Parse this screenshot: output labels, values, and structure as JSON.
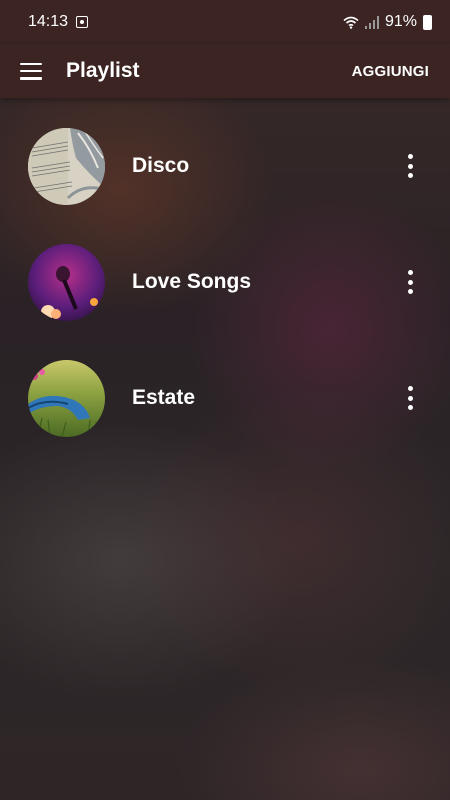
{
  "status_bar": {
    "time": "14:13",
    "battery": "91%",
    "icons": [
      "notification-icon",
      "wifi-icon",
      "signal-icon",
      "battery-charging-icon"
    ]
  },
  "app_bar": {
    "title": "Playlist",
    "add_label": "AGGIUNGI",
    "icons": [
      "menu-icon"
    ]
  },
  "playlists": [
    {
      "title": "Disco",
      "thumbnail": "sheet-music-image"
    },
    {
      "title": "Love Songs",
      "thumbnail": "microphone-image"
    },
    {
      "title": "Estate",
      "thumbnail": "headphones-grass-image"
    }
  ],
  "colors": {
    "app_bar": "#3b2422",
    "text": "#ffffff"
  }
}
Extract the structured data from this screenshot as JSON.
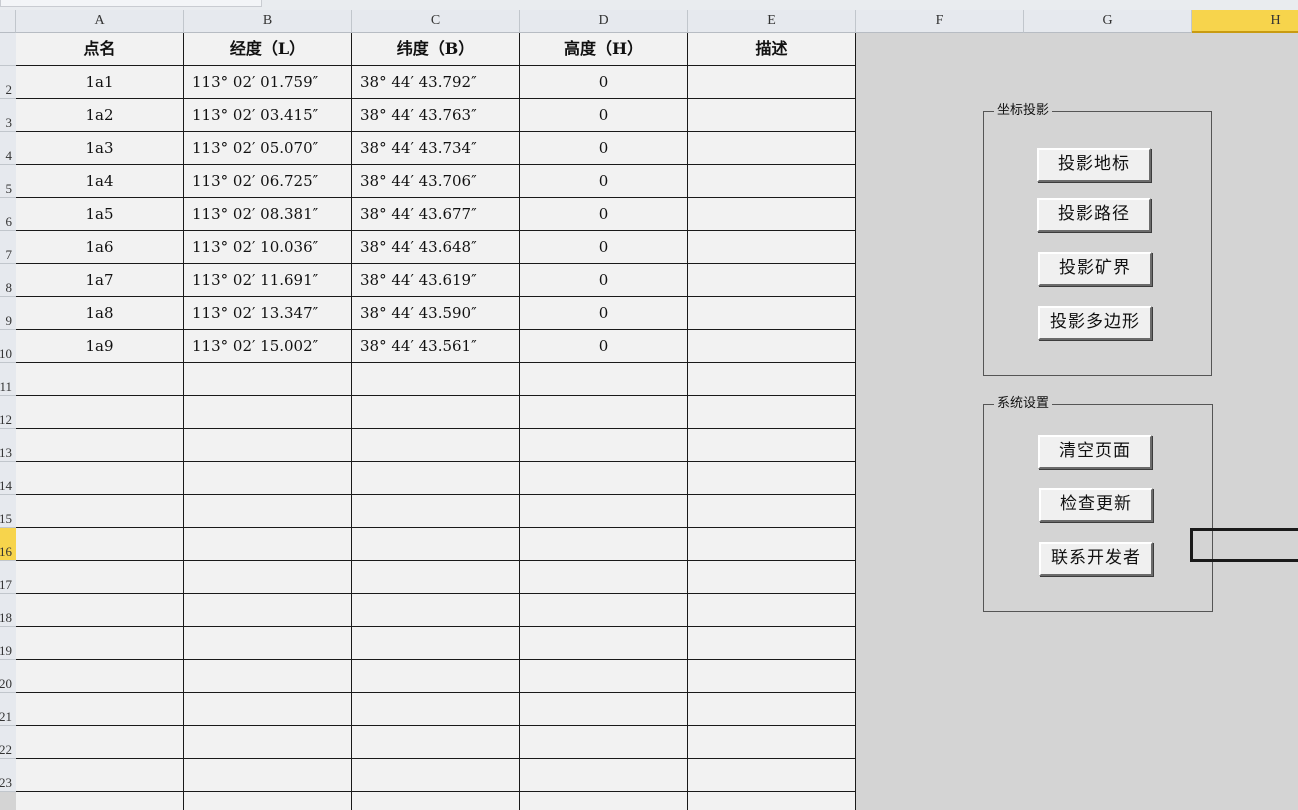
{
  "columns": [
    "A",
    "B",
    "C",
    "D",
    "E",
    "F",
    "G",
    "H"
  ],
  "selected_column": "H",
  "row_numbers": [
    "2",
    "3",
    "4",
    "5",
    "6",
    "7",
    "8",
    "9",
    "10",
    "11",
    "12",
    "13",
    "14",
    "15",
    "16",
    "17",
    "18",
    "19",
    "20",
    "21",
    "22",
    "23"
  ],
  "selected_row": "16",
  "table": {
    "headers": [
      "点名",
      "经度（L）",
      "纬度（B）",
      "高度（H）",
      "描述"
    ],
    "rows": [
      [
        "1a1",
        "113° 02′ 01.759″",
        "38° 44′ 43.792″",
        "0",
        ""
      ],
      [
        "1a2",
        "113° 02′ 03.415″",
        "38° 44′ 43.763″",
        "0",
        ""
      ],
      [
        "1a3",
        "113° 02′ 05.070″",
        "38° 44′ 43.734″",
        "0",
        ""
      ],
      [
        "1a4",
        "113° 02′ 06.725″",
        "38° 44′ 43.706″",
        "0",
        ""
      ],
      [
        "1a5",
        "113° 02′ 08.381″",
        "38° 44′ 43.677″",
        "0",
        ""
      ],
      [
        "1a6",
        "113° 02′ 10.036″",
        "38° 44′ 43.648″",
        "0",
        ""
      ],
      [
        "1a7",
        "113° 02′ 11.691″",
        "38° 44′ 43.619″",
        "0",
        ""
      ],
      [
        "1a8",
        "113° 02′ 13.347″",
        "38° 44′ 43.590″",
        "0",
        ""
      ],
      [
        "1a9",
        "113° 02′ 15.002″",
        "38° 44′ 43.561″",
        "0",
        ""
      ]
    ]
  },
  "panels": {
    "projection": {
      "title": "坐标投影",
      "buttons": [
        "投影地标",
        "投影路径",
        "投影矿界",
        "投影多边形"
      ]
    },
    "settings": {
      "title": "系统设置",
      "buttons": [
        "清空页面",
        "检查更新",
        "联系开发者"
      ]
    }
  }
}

******************************

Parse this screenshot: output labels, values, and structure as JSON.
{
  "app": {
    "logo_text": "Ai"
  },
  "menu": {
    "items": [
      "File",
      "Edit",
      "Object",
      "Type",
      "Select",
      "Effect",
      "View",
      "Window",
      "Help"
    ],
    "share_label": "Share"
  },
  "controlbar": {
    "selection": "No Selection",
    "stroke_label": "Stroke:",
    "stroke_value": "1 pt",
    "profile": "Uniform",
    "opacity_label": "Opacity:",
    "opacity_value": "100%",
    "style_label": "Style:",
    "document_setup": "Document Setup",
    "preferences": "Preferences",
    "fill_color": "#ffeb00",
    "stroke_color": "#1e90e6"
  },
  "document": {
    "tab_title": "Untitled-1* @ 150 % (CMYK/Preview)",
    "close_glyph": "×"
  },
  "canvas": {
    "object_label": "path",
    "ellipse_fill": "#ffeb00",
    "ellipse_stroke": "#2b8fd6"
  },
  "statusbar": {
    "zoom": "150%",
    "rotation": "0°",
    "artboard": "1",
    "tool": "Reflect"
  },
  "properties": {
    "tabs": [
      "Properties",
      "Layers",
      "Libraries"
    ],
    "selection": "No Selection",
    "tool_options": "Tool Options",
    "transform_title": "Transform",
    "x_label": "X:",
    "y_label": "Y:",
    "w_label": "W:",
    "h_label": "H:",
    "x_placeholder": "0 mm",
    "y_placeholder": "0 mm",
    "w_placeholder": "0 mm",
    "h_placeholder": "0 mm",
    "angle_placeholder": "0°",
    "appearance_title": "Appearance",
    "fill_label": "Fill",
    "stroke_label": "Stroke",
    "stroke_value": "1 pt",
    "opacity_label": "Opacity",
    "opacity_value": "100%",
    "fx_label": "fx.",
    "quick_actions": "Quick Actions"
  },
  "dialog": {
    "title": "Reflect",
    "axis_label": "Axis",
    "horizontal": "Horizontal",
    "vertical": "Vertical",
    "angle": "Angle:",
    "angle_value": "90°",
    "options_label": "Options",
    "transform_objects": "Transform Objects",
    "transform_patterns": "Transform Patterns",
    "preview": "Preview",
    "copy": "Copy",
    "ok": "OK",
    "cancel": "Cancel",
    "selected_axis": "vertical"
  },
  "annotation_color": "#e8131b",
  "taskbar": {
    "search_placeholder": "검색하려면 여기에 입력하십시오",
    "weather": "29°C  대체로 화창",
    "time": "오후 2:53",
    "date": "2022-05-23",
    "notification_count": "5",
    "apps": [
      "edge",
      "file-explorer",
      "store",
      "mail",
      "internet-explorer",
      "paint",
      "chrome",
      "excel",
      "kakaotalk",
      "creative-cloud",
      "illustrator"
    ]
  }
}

******************************

Goal of the exercise → Across the data above, how many lines include the word "Transform"? Give only the count.

Answer for the task → 3